## STATED EXERCISE:
Print the full listing exactly.

---

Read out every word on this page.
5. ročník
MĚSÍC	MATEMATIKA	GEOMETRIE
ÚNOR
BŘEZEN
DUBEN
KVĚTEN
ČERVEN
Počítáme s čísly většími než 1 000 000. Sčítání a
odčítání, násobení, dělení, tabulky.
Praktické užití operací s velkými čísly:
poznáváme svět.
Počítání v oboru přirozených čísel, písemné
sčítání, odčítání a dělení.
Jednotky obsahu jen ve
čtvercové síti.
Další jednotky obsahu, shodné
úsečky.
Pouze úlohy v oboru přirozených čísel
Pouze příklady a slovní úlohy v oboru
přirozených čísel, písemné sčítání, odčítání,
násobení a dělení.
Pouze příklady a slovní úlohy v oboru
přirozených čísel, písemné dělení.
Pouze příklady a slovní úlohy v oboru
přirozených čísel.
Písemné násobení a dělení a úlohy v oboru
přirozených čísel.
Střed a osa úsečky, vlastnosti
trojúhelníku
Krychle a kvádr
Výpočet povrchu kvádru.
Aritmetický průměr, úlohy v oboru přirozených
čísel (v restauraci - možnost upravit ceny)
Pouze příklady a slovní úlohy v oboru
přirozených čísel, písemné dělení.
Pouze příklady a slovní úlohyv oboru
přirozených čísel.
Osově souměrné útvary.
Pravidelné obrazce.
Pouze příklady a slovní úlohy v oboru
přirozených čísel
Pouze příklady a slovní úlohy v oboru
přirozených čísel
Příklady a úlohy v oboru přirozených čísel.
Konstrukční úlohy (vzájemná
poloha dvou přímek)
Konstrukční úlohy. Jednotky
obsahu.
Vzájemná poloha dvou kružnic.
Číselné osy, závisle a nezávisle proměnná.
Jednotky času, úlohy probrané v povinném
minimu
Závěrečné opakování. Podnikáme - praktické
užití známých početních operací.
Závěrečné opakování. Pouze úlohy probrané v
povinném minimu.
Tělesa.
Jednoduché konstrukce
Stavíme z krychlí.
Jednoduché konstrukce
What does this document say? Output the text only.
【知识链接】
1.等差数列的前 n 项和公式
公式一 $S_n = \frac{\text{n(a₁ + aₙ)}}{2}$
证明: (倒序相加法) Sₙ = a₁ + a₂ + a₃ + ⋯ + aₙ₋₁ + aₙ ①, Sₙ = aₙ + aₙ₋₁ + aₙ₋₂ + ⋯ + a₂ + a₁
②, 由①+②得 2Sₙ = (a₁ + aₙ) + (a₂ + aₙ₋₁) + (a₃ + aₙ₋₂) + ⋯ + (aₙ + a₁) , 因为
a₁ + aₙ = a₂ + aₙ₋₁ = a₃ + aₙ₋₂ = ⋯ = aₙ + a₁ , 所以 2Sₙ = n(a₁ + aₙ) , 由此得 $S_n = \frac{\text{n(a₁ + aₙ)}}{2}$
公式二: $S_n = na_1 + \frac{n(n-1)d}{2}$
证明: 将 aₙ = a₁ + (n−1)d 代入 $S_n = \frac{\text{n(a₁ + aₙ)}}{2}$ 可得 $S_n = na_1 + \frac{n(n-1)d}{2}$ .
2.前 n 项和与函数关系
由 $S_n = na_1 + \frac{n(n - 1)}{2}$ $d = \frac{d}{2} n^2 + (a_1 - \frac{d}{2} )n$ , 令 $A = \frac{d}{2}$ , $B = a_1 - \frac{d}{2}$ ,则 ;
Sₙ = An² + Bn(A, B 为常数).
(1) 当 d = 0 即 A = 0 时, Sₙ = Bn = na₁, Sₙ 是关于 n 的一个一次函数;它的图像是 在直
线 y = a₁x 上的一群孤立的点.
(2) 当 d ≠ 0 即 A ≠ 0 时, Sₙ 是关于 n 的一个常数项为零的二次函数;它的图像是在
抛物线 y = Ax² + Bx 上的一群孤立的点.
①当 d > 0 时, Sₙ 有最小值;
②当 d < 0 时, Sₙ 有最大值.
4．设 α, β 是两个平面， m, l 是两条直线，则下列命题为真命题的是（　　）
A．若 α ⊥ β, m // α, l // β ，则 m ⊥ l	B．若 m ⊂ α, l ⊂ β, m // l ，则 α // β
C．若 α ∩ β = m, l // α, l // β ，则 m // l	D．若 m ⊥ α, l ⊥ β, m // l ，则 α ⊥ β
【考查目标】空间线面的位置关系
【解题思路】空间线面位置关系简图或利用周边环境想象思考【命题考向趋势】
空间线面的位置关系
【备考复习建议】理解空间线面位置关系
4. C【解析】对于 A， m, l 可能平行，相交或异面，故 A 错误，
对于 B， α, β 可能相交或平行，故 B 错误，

---

## SOLUTION TO THE EXERCISE:
Read out every word on this page.
5. ročník
MĚSÍC	MATEMATIKA	GEOMETRIE
ÚNOR
BŘEZEN
DUBEN
KVĚTEN
ČERVEN
Počítáme s čísly většími než 1 000 000. Sčítání a
odčítání, násobení, dělení, tabulky.
Praktické užití operací s velkými čísly:
poznáváme svět.
Počítání v oboru přirozených čísel, písemné
sčítání, odčítání a dělení.
Jednotky obsahu jen ve
čtvercové síti.
Další jednotky obsahu, shodné
úsečky.
Pouze úlohy v oboru přirozených čísel
Pouze příklady a slovní úlohy v oboru
přirozených čísel, písemné sčítání, odčítání,
násobení a dělení.
Pouze příklady a slovní úlohy v oboru
přirozených čísel, písemné dělení.
Pouze příklady a slovní úlohy v oboru
přirozených čísel.
Písemné násobení a dělení a úlohy v oboru
přirozených čísel.
Střed a osa úsečky, vlastnosti
trojúhelníku
Krychle a kvádr
Výpočet povrchu kvádru.
Aritmetický průměr, úlohy v oboru přirozených
čísel (v restauraci - možnost upravit ceny)
Pouze příklady a slovní úlohy v oboru
přirozených čísel, písemné dělení.
Pouze příklady a slovní úlohyv oboru
přirozených čísel.
Osově souměrné útvary.
Pravidelné obrazce.
Pouze příklady a slovní úlohy v oboru
přirozených čísel
Pouze příklady a slovní úlohy v oboru
přirozených čísel
Příklady a úlohy v oboru přirozených čísel.
Konstrukční úlohy (vzájemná
poloha dvou přímek)
Konstrukční úlohy. Jednotky
obsahu.
Vzájemná poloha dvou kružnic.
Číselné osy, závisle a nezávisle proměnná.
Jednotky času, úlohy probrané v povinném
minimu
Závěrečné opakování. Podnikáme - praktické
užití známých početních operací.
Závěrečné opakování. Pouze úlohy probrané v
povinném minimu.
Tělesa.
Jednoduché konstrukce
Stavíme z krychlí.
Jednoduché konstrukce
What does this document say? Output the text only.
【知识链接】
1.等差数列的前 n 项和公式
公式一 $S_n = \frac{\text{n(a₁ + aₙ)}}{2}$
证明: (倒序相加法) Sₙ = a₁ + a₂ + a₃ + ⋯ + aₙ₋₁ + aₙ ①, Sₙ = aₙ + aₙ₋₁ + aₙ₋₂ + ⋯ + a₂ + a₁
②, 由①+②得 2Sₙ = (a₁ + aₙ) + (a₂ + aₙ₋₁) + (a₃ + aₙ₋₂) + ⋯ + (aₙ + a₁) , 因为
a₁ + aₙ = a₂ + aₙ₋₁ = a₃ + aₙ₋₂ = ⋯ = aₙ + a₁ , 所以 2Sₙ = n(a₁ + aₙ) , 由此得 $S_n = \frac{\text{n(a₁ + aₙ)}}{2}$
公式二: $S_n = na_1 + \frac{n(n-1)d}{2}$
证明: 将 aₙ = a₁ + (n−1)d 代入 $S_n = \frac{\text{n(a₁ + aₙ)}}{2}$ 可得 $S_n = na_1 + \frac{n(n-1)d}{2}$ .
2.前 n 项和与函数关系
由 $S_n = na_1 + \frac{n(n - 1)}{2}$ $d = \frac{d}{2} n^2 + (a_1 - \frac{d}{2} )n$ , 令 $A = \frac{d}{2}$ , $B = a_1 - \frac{d}{2}$ ,则 ;
Sₙ = An² + Bn(A, B 为常数).
(1) 当 d = 0 即 A = 0 时, Sₙ = Bn = na₁, Sₙ 是关于 n 的一个一次函数;它的图像是 在直
线 y = a₁x 上的一群孤立的点.
(2) 当 d ≠ 0 即 A ≠ 0 时, Sₙ 是关于 n 的一个常数项为零的二次函数;它的图像是在
抛物线 y = Ax² + Bx 上的一群孤立的点.
①当 d > 0 时, Sₙ 有最小值;
②当 d < 0 时, Sₙ 有最大值.
4．设 α, β 是两个平面， m, l 是两条直线，则下列命题为真命题的是（　　）
A．若 α ⊥ β, m // α, l // β ，则 m ⊥ l	B．若 m ⊂ α, l ⊂ β, m // l ，则 α // β
C．若 α ∩ β = m, l // α, l // β ，则 m // l	D．若 m ⊥ α, l ⊥ β, m // l ，则 α ⊥ β
【考查目标】空间线面的位置关系
【解题思路】空间线面位置关系简图或利用周边环境想象思考【命题考向趋势】
空间线面的位置关系
【备考复习建议】理解空间线面位置关系
4. C【解析】对于 A， m, l 可能平行，相交或异面，故 A 错误，
对于 B， α, β 可能相交或平行，故 B 错误，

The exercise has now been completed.